Listing ::
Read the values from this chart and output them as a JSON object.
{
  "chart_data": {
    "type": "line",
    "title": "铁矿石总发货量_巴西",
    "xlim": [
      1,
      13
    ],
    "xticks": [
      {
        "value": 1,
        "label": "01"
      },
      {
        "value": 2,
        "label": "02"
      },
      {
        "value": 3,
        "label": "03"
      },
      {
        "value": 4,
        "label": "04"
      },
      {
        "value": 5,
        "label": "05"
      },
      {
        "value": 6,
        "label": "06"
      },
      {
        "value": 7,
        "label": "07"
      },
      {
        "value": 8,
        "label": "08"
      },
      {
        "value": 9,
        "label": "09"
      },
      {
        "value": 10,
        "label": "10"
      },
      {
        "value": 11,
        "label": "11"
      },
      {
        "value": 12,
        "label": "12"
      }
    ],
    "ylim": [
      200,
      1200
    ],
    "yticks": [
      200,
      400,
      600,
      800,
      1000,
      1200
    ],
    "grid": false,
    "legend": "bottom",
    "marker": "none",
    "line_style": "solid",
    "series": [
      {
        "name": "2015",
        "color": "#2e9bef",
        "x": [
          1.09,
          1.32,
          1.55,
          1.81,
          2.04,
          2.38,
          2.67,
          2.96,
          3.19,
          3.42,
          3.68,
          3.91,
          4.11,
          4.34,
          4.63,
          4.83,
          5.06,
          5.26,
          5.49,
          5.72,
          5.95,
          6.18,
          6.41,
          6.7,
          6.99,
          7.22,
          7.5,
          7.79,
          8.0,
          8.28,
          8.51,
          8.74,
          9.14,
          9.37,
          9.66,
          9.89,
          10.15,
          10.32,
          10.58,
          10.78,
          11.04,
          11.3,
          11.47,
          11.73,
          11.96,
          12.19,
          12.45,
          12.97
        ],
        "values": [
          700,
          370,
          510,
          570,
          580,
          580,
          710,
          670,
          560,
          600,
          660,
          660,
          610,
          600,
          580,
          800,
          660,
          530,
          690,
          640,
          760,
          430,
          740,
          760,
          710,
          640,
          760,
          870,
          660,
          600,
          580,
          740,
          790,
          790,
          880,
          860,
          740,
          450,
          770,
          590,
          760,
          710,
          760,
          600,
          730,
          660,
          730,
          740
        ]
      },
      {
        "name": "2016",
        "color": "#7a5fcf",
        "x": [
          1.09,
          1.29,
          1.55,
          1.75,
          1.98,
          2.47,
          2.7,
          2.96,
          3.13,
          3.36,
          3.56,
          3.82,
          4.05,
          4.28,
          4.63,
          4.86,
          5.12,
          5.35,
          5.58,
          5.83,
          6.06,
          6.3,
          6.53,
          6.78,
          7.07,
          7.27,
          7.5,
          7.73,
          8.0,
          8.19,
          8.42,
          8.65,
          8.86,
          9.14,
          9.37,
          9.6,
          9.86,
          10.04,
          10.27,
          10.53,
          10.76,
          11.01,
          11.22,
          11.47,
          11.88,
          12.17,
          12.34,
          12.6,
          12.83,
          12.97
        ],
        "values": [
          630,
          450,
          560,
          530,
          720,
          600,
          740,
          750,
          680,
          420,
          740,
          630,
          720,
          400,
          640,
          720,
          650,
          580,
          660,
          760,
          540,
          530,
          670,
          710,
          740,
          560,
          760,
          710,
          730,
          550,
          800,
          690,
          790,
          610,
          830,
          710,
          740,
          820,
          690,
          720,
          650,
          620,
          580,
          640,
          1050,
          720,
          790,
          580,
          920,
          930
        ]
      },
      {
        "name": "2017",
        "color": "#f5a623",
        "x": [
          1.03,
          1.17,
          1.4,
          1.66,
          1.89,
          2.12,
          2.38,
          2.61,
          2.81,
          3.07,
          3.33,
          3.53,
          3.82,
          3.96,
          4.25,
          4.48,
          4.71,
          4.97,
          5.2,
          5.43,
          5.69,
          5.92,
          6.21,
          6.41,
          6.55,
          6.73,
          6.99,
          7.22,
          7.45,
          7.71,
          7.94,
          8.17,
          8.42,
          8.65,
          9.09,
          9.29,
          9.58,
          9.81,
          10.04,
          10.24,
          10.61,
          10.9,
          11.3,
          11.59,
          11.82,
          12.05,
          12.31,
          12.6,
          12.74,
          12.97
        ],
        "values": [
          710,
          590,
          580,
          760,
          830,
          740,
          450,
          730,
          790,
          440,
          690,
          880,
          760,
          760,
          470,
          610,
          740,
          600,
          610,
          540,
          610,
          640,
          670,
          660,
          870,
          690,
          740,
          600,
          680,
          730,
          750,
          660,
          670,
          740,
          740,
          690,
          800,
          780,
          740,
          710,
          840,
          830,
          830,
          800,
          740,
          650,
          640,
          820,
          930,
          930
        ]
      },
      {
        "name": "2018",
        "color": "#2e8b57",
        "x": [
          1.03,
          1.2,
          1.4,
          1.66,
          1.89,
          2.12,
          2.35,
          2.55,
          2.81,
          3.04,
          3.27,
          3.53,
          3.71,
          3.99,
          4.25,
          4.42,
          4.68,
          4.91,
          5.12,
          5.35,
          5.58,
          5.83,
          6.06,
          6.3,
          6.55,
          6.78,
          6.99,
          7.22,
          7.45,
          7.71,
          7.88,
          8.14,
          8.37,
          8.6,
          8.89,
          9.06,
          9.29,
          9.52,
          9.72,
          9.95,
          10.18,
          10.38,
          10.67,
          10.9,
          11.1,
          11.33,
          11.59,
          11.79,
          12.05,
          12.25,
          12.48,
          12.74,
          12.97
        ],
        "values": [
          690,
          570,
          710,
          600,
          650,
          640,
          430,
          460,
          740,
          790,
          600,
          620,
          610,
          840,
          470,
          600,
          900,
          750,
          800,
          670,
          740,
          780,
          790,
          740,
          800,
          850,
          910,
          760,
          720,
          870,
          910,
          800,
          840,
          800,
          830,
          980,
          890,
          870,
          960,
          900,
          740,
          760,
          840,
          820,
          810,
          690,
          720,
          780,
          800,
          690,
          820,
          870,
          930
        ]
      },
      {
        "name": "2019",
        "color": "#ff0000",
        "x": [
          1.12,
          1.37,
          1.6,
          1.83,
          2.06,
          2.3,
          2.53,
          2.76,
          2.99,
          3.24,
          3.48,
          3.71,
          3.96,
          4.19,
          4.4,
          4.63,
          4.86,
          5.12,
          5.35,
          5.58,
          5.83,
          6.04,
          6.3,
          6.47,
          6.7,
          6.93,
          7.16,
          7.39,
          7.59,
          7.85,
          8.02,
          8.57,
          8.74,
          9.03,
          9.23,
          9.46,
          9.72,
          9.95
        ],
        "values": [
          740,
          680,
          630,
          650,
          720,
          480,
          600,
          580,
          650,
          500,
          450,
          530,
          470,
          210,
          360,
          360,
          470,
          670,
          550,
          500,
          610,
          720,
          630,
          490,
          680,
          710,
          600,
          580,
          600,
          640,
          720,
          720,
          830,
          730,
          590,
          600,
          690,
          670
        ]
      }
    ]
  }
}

Directions ::
State the count of lines holding the string "color" in the listing above, and nothing else.

Exercise result ::
5